**WRITTEN TASK**
Return each line of the material verbatim.
╭─ DATA EXCERPTS
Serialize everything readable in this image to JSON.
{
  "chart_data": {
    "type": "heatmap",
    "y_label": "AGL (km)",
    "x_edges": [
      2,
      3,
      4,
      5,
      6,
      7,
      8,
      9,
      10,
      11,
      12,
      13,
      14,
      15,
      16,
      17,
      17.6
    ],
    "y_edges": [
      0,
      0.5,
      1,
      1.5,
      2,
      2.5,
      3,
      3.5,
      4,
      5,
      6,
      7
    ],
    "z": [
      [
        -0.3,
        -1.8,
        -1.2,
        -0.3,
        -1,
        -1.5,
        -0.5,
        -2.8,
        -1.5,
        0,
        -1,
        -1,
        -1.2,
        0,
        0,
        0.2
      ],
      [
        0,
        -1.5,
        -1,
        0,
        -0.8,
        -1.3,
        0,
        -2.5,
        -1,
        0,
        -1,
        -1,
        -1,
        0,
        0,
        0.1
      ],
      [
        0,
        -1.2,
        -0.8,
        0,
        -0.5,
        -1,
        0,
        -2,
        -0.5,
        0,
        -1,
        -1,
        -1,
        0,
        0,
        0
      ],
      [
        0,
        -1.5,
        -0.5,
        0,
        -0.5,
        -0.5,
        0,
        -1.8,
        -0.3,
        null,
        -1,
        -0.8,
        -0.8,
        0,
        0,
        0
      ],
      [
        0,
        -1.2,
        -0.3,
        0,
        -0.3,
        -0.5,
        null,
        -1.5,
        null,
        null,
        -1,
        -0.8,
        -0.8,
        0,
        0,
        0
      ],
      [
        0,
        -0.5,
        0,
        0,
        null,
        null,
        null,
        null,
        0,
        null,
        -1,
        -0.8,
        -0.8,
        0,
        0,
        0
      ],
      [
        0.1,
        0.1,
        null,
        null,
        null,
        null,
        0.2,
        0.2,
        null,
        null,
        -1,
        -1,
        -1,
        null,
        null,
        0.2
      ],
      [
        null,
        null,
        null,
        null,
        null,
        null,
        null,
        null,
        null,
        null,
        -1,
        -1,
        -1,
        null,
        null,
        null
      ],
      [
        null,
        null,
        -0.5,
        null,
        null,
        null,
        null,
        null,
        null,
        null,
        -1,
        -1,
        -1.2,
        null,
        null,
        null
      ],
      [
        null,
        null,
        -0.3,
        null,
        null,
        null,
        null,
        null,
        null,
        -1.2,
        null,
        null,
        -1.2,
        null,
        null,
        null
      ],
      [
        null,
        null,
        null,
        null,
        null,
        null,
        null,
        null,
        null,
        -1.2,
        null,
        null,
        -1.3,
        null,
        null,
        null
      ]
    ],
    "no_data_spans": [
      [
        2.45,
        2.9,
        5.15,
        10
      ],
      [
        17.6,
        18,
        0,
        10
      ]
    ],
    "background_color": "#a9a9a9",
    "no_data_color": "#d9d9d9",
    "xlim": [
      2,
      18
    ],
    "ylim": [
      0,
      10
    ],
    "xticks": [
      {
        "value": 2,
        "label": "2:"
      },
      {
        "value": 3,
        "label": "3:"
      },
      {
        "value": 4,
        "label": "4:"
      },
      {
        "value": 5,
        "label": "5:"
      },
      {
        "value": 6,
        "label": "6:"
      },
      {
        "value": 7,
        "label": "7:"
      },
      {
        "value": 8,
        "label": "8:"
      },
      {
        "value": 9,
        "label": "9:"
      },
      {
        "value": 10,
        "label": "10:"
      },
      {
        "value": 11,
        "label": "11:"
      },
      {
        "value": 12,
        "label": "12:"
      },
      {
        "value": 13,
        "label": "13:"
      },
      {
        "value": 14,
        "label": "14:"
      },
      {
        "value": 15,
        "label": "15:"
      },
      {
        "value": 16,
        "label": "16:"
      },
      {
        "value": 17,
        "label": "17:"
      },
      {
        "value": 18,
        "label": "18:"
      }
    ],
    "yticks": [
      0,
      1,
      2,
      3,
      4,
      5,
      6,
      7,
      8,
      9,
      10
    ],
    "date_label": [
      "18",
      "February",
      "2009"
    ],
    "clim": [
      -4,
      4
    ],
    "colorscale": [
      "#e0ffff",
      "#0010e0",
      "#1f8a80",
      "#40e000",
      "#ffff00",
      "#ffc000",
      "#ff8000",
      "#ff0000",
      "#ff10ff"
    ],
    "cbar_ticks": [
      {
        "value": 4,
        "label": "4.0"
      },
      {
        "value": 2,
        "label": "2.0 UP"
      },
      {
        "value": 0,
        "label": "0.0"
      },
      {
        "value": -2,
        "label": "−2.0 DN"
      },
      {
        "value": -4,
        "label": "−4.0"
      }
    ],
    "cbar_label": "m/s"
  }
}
╰─
**COMPLETE RESPONSE**
Serialize everything readable in this image to JSON.
{
  "chart_data": {
    "type": "heatmap",
    "y_label": "AGL (km)",
    "x_edges": [
      2,
      3,
      4,
      5,
      6,
      7,
      8,
      9,
      10,
      11,
      12,
      13,
      14,
      15,
      16,
      17,
      17.6
    ],
    "y_edges": [
      0,
      0.5,
      1,
      1.5,
      2,
      2.5,
      3,
      3.5,
      4,
      5,
      6,
      7
    ],
    "z": [
      [
        -0.3,
        -1.8,
        -1.2,
        -0.3,
        -1,
        -1.5,
        -0.5,
        -2.8,
        -1.5,
        0,
        -1,
        -1,
        -1.2,
        0,
        0,
        0.2
      ],
      [
        0,
        -1.5,
        -1,
        0,
        -0.8,
        -1.3,
        0,
        -2.5,
        -1,
        0,
        -1,
        -1,
        -1,
        0,
        0,
        0.1
      ],
      [
        0,
        -1.2,
        -0.8,
        0,
        -0.5,
        -1,
        0,
        -2,
        -0.5,
        0,
        -1,
        -1,
        -1,
        0,
        0,
        0
      ],
      [
        0,
        -1.5,
        -0.5,
        0,
        -0.5,
        -0.5,
        0,
        -1.8,
        -0.3,
        null,
        -1,
        -0.8,
        -0.8,
        0,
        0,
        0
      ],
      [
        0,
        -1.2,
        -0.3,
        0,
        -0.3,
        -0.5,
        null,
        -1.5,
        null,
        null,
        -1,
        -0.8,
        -0.8,
        0,
        0,
        0
      ],
      [
        0,
        -0.5,
        0,
        0,
        null,
        null,
        null,
        null,
        0,
        null,
        -1,
        -0.8,
        -0.8,
        0,
        0,
        0
      ],
      [
        0.1,
        0.1,
        null,
        null,
        null,
        null,
        0.2,
        0.2,
        null,
        null,
        -1,
        -1,
        -1,
        null,
        null,
        0.2
      ],
      [
        null,
        null,
        null,
        null,
        null,
        null,
        null,
        null,
        null,
        null,
        -1,
        -1,
        -1,
        null,
        null,
        null
      ],
      [
        null,
        null,
        -0.5,
        null,
        null,
        null,
        null,
        null,
        null,
        null,
        -1,
        -1,
        -1.2,
        null,
        null,
        null
      ],
      [
        null,
        null,
        -0.3,
        null,
        null,
        null,
        null,
        null,
        null,
        -1.2,
        null,
        null,
        -1.2,
        null,
        null,
        null
      ],
      [
        null,
        null,
        null,
        null,
        null,
        null,
        null,
        null,
        null,
        -1.2,
        null,
        null,
        -1.3,
        null,
        null,
        null
      ]
    ],
    "no_data_spans": [
      [
        2.45,
        2.9,
        5.15,
        10
      ],
      [
        17.6,
        18,
        0,
        10
      ]
    ],
    "background_color": "#a9a9a9",
    "no_data_color": "#d9d9d9",
    "xlim": [
      2,
      18
    ],
    "ylim": [
      0,
      10
    ],
    "xticks": [
      {
        "value": 2,
        "label": "2:"
      },
      {
        "value": 3,
        "label": "3:"
      },
      {
        "value": 4,
        "label": "4:"
      },
      {
        "value": 5,
        "label": "5:"
      },
      {
        "value": 6,
        "label": "6:"
      },
      {
        "value": 7,
        "label": "7:"
      },
      {
        "value": 8,
        "label": "8:"
      },
      {
        "value": 9,
        "label": "9:"
      },
      {
        "value": 10,
        "label": "10:"
      },
      {
        "value": 11,
        "label": "11:"
      },
      {
        "value": 12,
        "label": "12:"
      },
      {
        "value": 13,
        "label": "13:"
      },
      {
        "value": 14,
        "label": "14:"
      },
      {
        "value": 15,
        "label": "15:"
      },
      {
        "value": 16,
        "label": "16:"
      },
      {
        "value": 17,
        "label": "17:"
      },
      {
        "value": 18,
        "label": "18:"
      }
    ],
    "yticks": [
      0,
      1,
      2,
      3,
      4,
      5,
      6,
      7,
      8,
      9,
      10
    ],
    "date_label": [
      "18",
      "February",
      "2009"
    ],
    "clim": [
      -4,
      4
    ],
    "colorscale": [
      "#e0ffff",
      "#0010e0",
      "#1f8a80",
      "#40e000",
      "#ffff00",
      "#ffc000",
      "#ff8000",
      "#ff0000",
      "#ff10ff"
    ],
    "cbar_ticks": [
      {
        "value": 4,
        "label": "4.0"
      },
      {
        "value": 2,
        "label": "2.0 UP"
      },
      {
        "value": 0,
        "label": "0.0"
      },
      {
        "value": -2,
        "label": "−2.0 DN"
      },
      {
        "value": -4,
        "label": "−4.0"
      }
    ],
    "cbar_label": "m/s"
  }
}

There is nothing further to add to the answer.